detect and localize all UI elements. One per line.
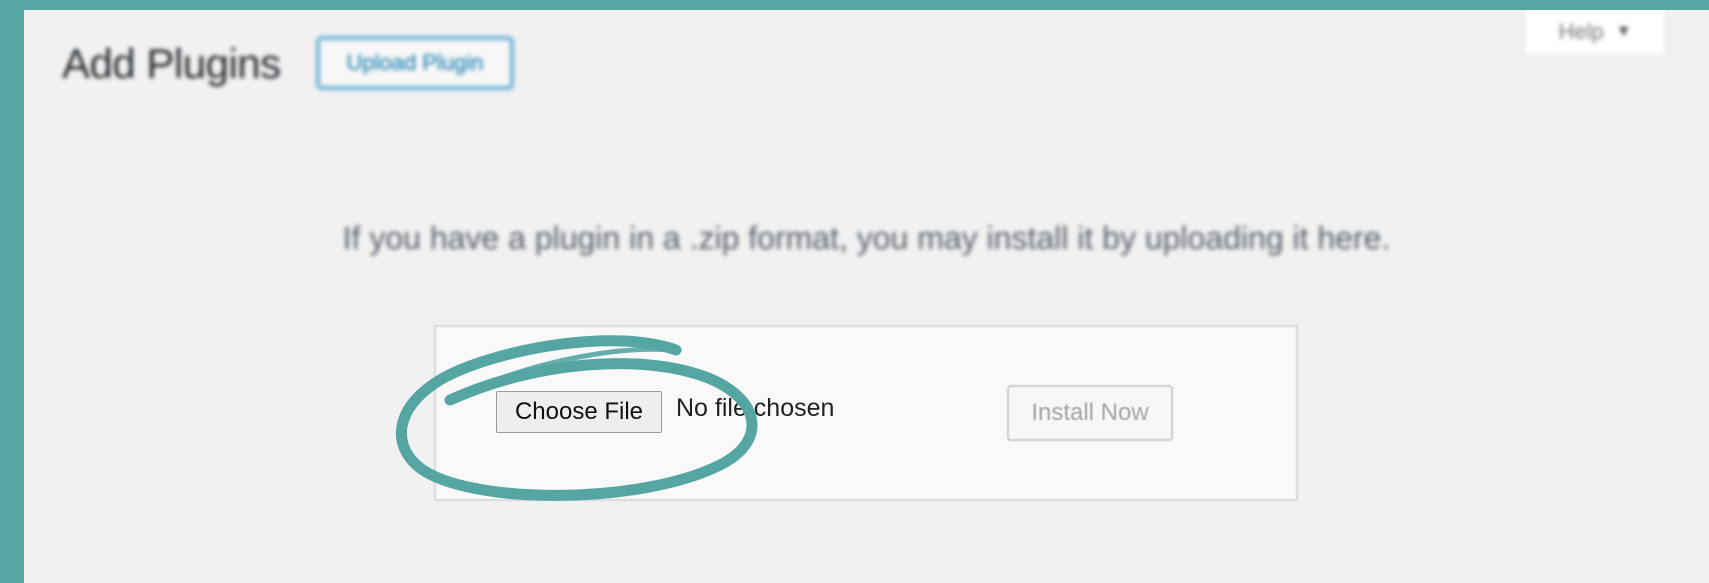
upload-plugin-button[interactable]: Upload Plugin [316,36,514,90]
file-status-text: No file chosen [676,394,835,422]
choose-file-button[interactable]: Choose File [496,391,662,433]
help-tab[interactable]: Help ▼ [1524,10,1666,56]
wp-admin-screen: Add Plugins Upload Plugin Help ▼ If you … [24,10,1709,583]
caret-down-icon: ▼ [1615,23,1632,40]
page-title: Add Plugins [62,40,281,87]
upload-instructions: If you have a plugin in a .zip format, y… [342,220,1391,256]
install-now-button[interactable]: Install Now [1007,385,1173,441]
help-tab-label: Help [1558,19,1604,44]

──────────

## Task
Change "Add Plugins" to "Install Plugins" in the data, starting at the line that contains "upload-plugin-button[interactable]: Upload Plugin" and ending at the last line, and leave everything else unchanged.

## Task solution
upload-plugin-button[interactable]: Upload Plugin [316,36,514,90]
file-status-text: No file chosen [676,394,835,422]
choose-file-button[interactable]: Choose File [496,391,662,433]
help-tab[interactable]: Help ▼ [1524,10,1666,56]
wp-admin-screen: Install Plugins Upload Plugin Help ▼ If you … [24,10,1709,583]
caret-down-icon: ▼ [1615,23,1632,40]
page-title: Install Plugins [62,40,281,87]
upload-instructions: If you have a plugin in a .zip format, y… [342,220,1391,256]
install-now-button[interactable]: Install Now [1007,385,1173,441]
help-tab-label: Help [1558,19,1604,44]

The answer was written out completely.